Count the lines below that contain the word "name", and report only that number.

Input records.
* Begin *
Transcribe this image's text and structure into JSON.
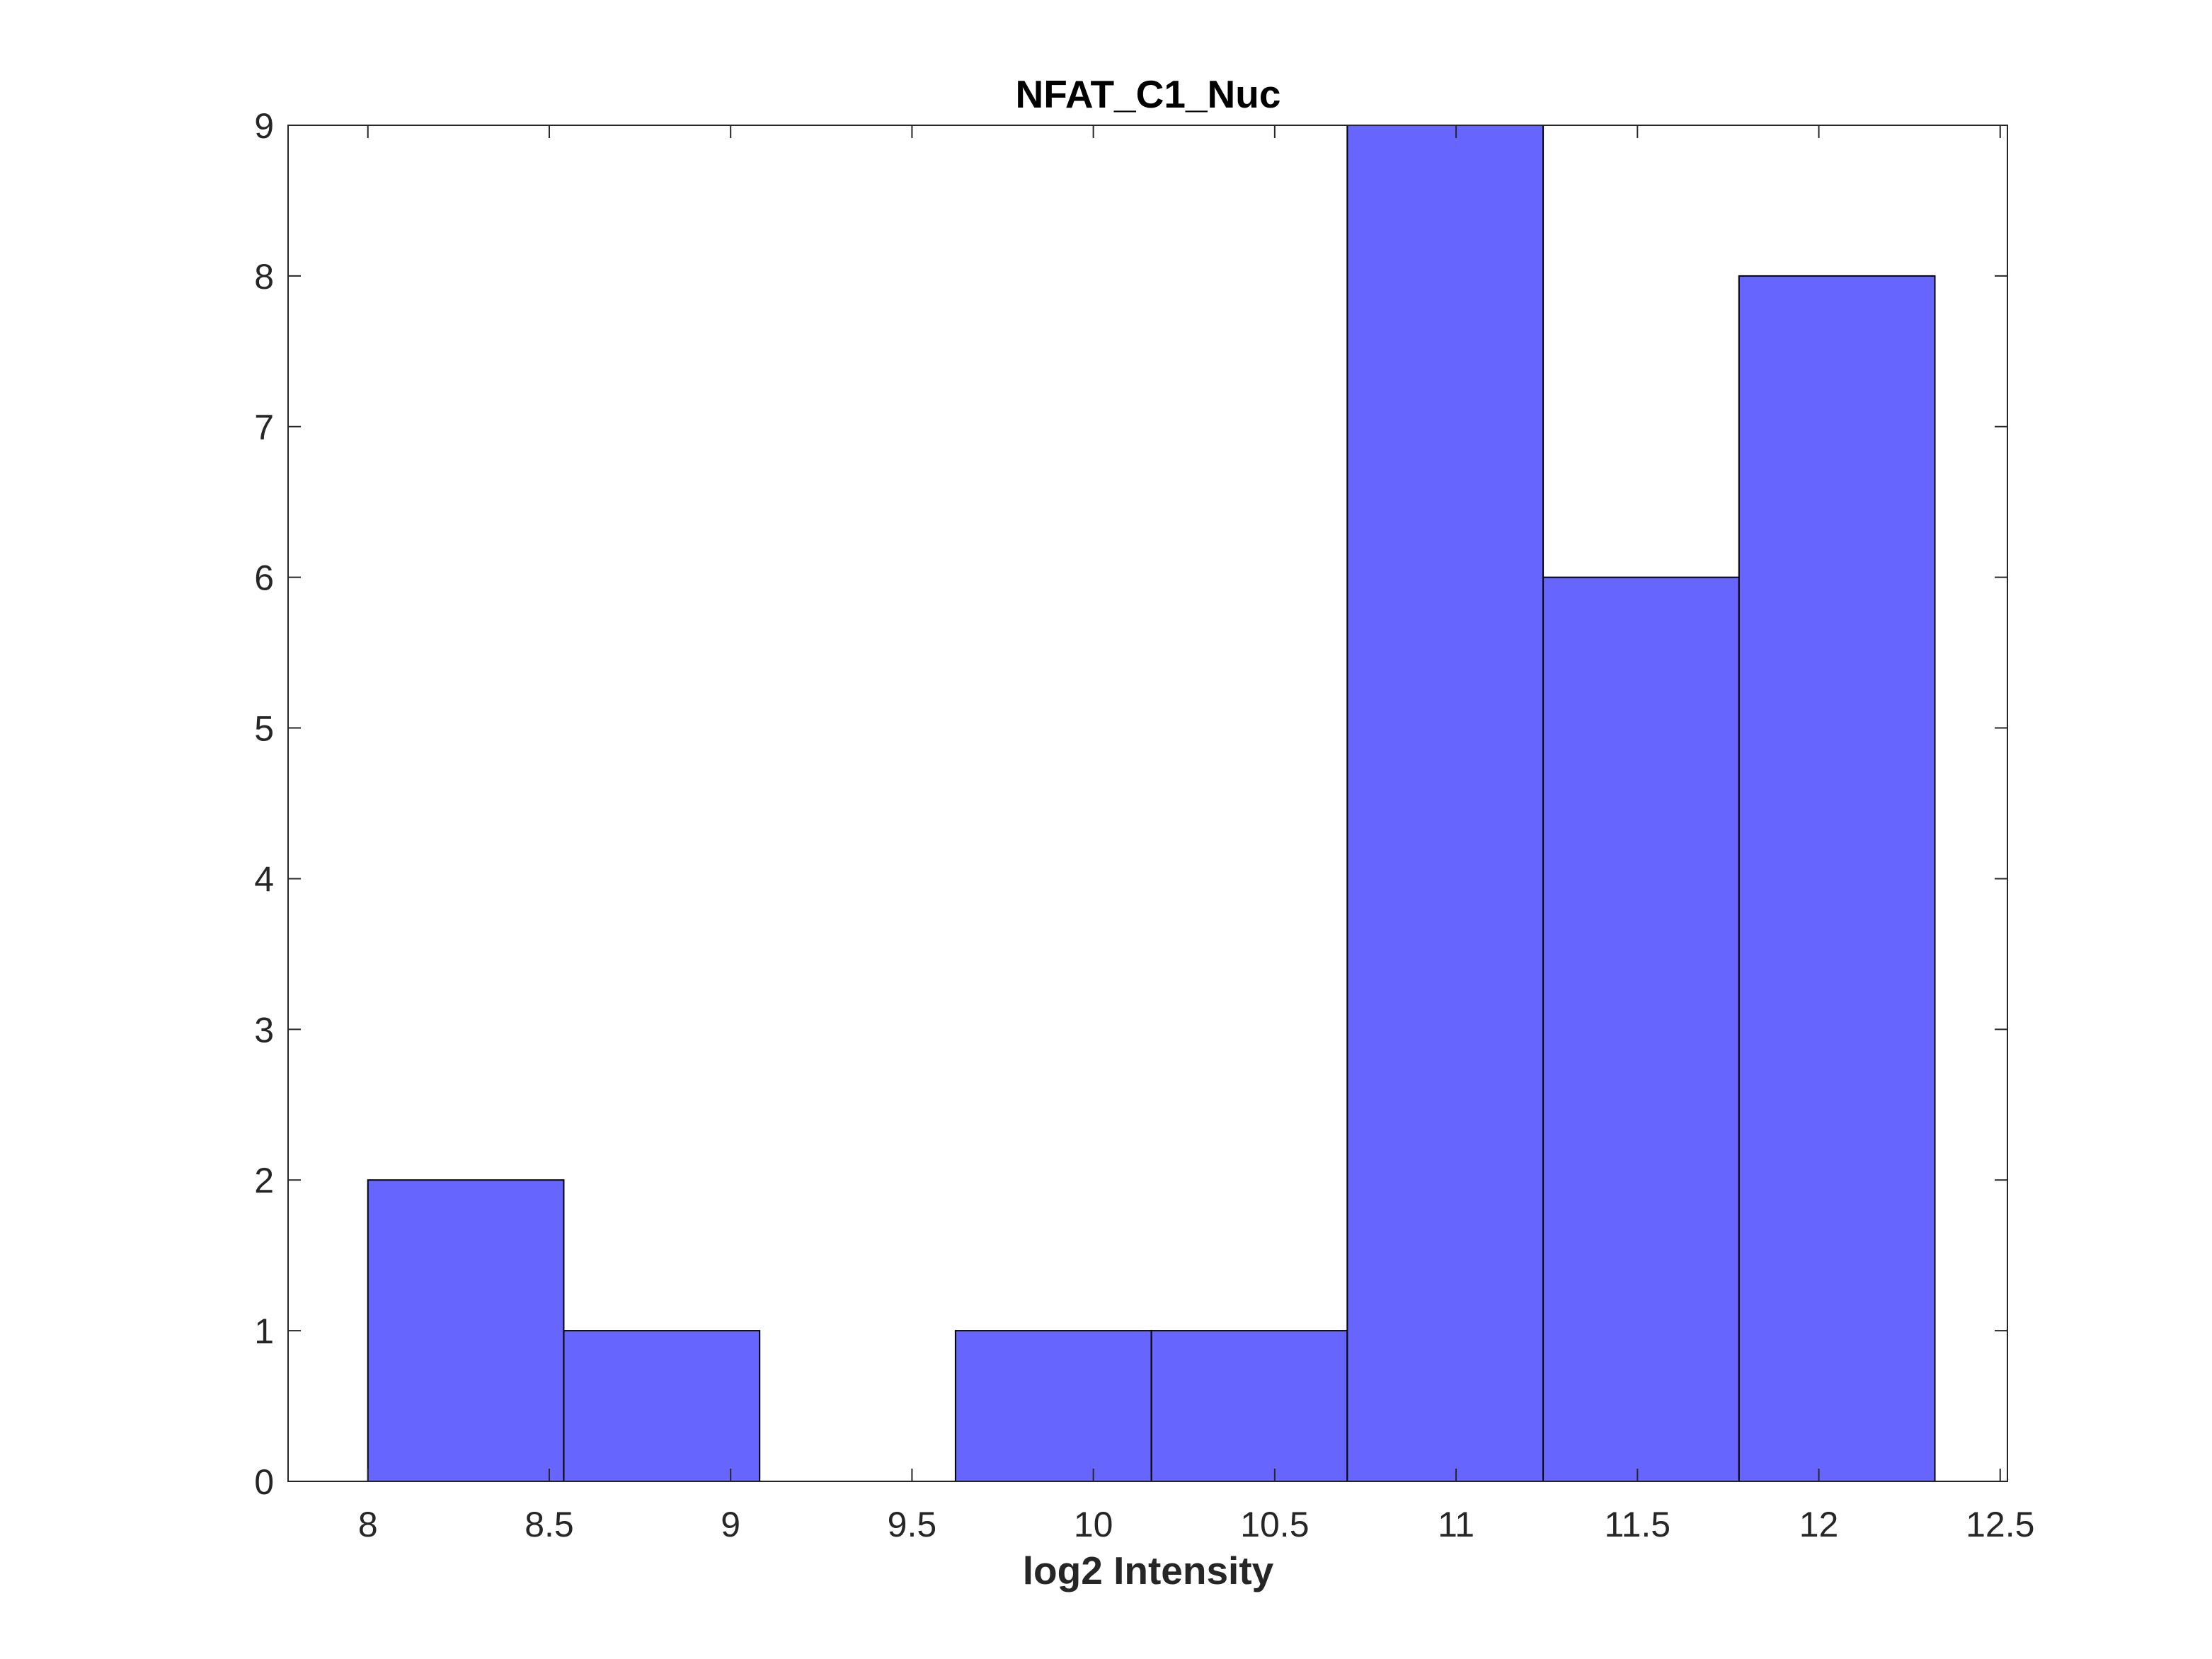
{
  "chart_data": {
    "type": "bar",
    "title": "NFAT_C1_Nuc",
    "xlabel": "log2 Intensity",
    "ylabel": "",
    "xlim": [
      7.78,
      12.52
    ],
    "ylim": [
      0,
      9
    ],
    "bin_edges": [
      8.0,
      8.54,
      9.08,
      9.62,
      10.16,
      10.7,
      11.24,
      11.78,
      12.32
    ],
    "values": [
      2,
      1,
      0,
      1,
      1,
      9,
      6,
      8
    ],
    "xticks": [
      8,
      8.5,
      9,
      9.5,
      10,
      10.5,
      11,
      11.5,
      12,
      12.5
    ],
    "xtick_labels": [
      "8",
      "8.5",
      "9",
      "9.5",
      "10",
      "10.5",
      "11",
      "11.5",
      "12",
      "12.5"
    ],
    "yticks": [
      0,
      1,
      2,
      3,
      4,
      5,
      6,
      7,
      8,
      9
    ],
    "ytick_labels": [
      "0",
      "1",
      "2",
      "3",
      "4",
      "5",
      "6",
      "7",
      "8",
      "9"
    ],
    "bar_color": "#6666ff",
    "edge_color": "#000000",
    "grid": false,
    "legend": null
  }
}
* End *
* Begin *
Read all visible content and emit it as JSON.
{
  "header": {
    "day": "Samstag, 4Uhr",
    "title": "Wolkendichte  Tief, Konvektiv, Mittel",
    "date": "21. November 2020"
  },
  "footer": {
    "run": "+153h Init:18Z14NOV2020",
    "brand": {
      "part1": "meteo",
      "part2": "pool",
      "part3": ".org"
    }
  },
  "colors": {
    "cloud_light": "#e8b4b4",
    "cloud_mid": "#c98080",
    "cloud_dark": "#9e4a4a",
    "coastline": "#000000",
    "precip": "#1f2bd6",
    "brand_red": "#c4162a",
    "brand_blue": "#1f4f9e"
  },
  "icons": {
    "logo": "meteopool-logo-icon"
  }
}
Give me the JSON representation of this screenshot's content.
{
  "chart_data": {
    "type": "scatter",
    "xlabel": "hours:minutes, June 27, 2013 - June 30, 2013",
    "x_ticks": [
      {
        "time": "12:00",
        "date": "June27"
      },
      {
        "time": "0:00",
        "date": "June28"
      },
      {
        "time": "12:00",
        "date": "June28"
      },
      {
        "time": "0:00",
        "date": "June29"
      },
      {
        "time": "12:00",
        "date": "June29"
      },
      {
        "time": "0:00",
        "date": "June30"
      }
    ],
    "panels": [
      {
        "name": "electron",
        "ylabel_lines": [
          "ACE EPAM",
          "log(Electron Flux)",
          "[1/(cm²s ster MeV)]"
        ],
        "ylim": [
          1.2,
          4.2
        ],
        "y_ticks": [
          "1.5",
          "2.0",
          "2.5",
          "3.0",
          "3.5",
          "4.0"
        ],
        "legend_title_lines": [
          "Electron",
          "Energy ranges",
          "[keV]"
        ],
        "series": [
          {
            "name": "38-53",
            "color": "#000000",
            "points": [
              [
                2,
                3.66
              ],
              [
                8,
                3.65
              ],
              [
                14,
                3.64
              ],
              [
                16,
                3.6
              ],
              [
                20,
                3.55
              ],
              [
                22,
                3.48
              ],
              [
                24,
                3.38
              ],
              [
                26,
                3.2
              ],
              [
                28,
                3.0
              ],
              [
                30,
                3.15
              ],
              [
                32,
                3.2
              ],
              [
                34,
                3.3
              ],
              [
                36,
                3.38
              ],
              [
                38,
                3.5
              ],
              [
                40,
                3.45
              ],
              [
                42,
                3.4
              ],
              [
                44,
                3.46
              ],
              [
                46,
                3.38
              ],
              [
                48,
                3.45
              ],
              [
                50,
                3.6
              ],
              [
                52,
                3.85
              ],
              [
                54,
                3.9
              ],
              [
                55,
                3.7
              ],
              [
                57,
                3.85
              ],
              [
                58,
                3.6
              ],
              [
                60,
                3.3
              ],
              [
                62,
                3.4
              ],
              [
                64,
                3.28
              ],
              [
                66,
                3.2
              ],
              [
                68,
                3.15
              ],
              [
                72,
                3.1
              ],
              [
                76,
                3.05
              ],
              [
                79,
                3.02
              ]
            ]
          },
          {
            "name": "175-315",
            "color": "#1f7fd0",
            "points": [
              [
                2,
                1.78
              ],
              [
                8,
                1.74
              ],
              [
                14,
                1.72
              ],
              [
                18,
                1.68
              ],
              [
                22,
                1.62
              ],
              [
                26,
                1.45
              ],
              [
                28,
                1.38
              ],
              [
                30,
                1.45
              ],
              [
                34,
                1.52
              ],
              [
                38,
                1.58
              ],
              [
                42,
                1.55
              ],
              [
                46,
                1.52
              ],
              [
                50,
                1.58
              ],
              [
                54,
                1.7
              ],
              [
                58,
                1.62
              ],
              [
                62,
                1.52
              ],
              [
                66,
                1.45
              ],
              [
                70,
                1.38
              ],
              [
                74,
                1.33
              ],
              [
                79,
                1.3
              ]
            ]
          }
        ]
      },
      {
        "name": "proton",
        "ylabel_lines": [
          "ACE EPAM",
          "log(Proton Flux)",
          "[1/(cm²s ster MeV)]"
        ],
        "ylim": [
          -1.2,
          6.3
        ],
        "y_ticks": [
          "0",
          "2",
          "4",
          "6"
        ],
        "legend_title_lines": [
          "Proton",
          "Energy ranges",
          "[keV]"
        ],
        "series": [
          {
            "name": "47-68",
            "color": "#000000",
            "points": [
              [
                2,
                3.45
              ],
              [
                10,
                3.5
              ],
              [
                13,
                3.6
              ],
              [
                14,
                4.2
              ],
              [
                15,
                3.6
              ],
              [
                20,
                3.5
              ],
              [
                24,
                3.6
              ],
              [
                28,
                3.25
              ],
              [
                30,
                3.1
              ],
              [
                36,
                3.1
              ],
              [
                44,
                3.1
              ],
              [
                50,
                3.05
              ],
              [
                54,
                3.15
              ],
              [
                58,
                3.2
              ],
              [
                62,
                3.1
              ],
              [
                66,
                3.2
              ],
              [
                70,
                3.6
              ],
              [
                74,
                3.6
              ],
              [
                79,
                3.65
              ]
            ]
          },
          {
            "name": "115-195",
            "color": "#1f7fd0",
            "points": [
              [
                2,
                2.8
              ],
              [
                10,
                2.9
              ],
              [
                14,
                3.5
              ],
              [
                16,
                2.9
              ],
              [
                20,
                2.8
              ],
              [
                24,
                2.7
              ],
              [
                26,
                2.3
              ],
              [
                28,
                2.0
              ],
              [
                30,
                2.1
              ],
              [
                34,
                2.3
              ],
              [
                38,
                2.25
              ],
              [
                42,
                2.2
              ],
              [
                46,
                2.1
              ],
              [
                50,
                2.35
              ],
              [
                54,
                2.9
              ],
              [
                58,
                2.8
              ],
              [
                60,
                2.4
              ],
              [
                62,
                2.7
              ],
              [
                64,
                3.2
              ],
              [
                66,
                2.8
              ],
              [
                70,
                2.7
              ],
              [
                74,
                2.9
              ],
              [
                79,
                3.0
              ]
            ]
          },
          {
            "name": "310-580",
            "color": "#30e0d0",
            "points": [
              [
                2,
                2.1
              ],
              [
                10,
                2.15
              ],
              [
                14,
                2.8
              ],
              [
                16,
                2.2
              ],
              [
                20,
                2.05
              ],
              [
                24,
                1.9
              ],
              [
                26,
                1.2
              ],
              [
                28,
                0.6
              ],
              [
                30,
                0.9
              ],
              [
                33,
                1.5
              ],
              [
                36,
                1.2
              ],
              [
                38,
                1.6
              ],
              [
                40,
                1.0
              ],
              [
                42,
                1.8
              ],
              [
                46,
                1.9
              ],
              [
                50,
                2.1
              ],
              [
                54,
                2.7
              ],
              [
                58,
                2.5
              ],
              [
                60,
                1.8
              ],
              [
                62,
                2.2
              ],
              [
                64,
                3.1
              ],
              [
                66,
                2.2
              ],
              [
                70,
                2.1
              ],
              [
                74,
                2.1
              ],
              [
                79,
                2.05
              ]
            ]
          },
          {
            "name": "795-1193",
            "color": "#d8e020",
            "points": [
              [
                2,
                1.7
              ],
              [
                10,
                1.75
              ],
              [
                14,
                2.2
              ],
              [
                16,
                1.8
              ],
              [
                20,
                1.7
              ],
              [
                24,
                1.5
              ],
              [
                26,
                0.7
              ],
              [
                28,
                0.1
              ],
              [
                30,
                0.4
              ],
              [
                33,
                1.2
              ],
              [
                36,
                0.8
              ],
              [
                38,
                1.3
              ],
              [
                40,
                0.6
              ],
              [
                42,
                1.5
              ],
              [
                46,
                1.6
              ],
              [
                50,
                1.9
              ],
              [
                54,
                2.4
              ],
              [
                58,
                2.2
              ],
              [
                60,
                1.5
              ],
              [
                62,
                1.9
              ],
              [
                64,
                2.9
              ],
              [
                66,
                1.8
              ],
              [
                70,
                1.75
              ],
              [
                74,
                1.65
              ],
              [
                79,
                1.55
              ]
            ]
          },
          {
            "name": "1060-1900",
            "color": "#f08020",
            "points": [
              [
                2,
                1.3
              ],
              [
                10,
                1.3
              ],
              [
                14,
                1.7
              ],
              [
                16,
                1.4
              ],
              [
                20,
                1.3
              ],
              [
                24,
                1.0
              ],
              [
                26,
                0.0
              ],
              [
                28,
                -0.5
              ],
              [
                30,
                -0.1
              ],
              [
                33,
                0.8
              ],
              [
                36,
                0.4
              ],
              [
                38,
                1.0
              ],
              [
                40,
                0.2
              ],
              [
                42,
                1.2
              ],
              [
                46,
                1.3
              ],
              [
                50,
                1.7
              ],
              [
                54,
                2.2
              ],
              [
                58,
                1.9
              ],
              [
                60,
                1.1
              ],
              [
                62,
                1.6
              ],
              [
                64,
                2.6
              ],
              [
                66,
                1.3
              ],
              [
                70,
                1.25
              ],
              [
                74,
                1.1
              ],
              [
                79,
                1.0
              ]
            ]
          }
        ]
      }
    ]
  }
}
* End *
* Begin *
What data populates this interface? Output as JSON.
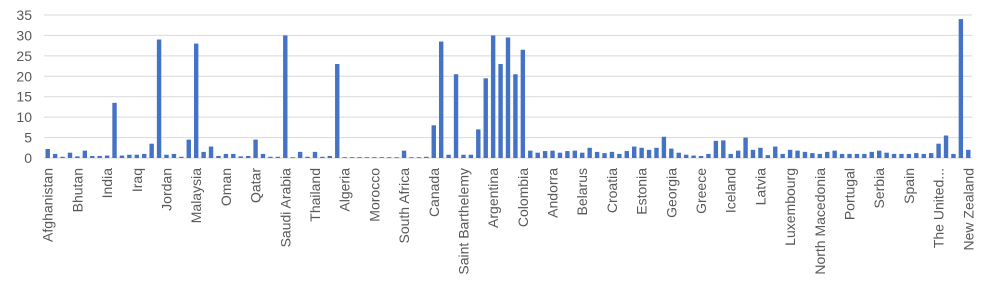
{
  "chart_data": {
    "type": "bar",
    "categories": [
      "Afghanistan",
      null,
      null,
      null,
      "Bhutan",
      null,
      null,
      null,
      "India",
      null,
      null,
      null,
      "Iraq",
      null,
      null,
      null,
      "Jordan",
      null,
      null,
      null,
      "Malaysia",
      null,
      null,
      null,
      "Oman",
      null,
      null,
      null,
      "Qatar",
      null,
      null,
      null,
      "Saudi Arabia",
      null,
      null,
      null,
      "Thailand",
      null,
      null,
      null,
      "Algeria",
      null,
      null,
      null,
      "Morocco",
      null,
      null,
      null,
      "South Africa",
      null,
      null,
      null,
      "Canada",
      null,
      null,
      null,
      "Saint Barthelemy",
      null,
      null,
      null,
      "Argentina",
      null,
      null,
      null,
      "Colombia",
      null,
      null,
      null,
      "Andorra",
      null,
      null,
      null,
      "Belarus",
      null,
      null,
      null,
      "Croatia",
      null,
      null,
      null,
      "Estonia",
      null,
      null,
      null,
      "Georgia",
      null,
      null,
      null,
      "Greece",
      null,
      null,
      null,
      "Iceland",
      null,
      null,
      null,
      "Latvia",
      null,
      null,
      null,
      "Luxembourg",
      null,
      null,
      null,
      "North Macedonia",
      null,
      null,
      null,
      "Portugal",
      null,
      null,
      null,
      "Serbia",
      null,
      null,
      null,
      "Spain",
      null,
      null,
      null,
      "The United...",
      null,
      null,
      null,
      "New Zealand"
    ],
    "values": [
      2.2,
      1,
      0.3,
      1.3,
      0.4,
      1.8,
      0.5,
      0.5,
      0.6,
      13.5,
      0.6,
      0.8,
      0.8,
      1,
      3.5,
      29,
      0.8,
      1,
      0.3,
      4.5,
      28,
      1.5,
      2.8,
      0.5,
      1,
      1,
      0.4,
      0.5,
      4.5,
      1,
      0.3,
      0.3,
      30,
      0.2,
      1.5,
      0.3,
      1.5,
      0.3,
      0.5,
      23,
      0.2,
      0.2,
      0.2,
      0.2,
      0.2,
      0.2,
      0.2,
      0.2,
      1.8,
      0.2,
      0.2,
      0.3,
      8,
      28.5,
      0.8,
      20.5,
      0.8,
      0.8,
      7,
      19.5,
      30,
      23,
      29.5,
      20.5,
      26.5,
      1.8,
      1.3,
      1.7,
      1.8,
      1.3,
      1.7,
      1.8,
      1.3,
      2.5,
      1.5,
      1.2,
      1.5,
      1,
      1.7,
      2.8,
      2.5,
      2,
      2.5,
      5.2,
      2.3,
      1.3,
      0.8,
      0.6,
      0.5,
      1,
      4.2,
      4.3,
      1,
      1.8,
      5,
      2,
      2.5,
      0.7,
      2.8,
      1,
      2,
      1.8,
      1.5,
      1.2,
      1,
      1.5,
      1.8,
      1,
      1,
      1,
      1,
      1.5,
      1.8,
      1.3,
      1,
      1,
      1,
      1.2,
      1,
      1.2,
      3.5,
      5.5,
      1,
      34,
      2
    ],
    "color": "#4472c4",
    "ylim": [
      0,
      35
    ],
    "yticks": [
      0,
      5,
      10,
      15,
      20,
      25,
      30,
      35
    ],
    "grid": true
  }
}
* End *
Task response. 9